──────── Passage provided ────────

Morning Ethics Warm-Up, 9/11/18: As They Read The Names Of The Twin Towers Bombing…

Sad morning….

1. Serena ethics updates An indignant Facebook friend appeals to authority by telling me that  Chris Evert and Billie Jean King are defending Williams, and that they know more about professional tennis than I do. That’s a classic appeal to authority, and a very lame one. What a surprise that female tennis superstars have each others’ back! Chris and Billie Jean sure aren’t ethicists. I’d love to interview them. “So you believe that coaching from the stands, even though forbidden by the rules, should be allowed? Do you think that an unknown player who behaved like Serena did would have been treated any differently? Do you think that anyone would be supporting her if she were penalized? Since the record shows that Ramos does not treat men any differently than he treats women on the court, doesn’t Serena owe him an apology? Can you comprehend why calling a ref, whose reputtaion depends on being regarded as fair and unbiased, a “thief” is worse that calling him a “four-letter word”?

──────── Extracted records ────────

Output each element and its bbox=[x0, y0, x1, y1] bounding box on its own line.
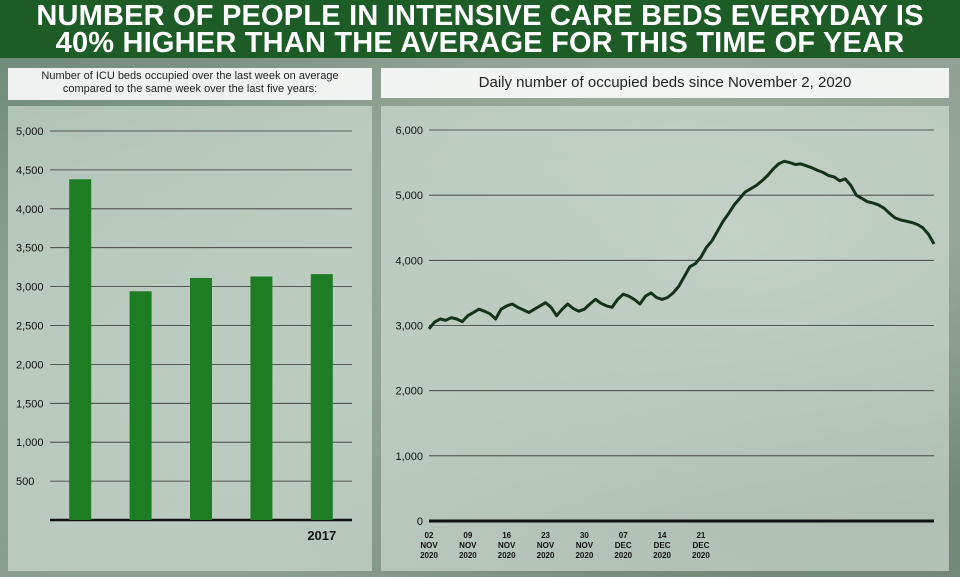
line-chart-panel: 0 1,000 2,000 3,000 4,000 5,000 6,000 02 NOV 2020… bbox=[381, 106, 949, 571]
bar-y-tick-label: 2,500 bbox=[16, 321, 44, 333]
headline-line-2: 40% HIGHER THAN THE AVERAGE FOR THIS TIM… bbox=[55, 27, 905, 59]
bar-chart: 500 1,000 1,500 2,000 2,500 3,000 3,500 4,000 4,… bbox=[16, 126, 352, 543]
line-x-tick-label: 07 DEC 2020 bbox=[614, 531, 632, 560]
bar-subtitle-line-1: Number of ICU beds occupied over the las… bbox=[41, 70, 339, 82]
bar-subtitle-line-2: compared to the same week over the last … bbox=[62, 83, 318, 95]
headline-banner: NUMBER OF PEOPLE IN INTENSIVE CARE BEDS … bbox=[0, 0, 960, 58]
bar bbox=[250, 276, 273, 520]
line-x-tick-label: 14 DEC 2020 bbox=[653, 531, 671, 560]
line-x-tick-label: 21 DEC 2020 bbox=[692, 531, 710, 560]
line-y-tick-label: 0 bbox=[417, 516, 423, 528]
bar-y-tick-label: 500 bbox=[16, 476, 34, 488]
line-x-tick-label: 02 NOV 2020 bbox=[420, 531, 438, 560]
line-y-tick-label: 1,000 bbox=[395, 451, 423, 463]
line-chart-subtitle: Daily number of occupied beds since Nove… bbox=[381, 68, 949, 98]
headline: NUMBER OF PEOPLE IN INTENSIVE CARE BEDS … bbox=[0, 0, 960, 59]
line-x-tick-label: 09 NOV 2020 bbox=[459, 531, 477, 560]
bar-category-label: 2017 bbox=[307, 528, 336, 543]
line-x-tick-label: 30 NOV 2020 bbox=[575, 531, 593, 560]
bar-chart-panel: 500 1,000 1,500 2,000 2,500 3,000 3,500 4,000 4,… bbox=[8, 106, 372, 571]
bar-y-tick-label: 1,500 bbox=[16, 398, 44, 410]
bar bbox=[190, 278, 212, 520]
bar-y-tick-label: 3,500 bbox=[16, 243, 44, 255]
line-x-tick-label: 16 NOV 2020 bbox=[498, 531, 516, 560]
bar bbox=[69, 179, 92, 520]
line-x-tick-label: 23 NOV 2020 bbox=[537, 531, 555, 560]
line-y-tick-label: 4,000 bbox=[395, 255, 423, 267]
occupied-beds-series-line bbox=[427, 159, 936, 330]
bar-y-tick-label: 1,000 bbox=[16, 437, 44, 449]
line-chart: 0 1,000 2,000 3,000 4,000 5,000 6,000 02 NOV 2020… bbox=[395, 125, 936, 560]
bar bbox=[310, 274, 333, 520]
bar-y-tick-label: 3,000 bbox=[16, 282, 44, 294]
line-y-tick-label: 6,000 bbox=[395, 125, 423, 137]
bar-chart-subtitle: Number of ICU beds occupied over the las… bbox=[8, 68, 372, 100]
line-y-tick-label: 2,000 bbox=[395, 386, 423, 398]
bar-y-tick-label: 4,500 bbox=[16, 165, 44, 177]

────────

- Exercise instructions
In the ethics warm-up, which two tennis players does the Facebook friend cite as defending Williams?

- Written response
Chris Evert and Billie Jean King.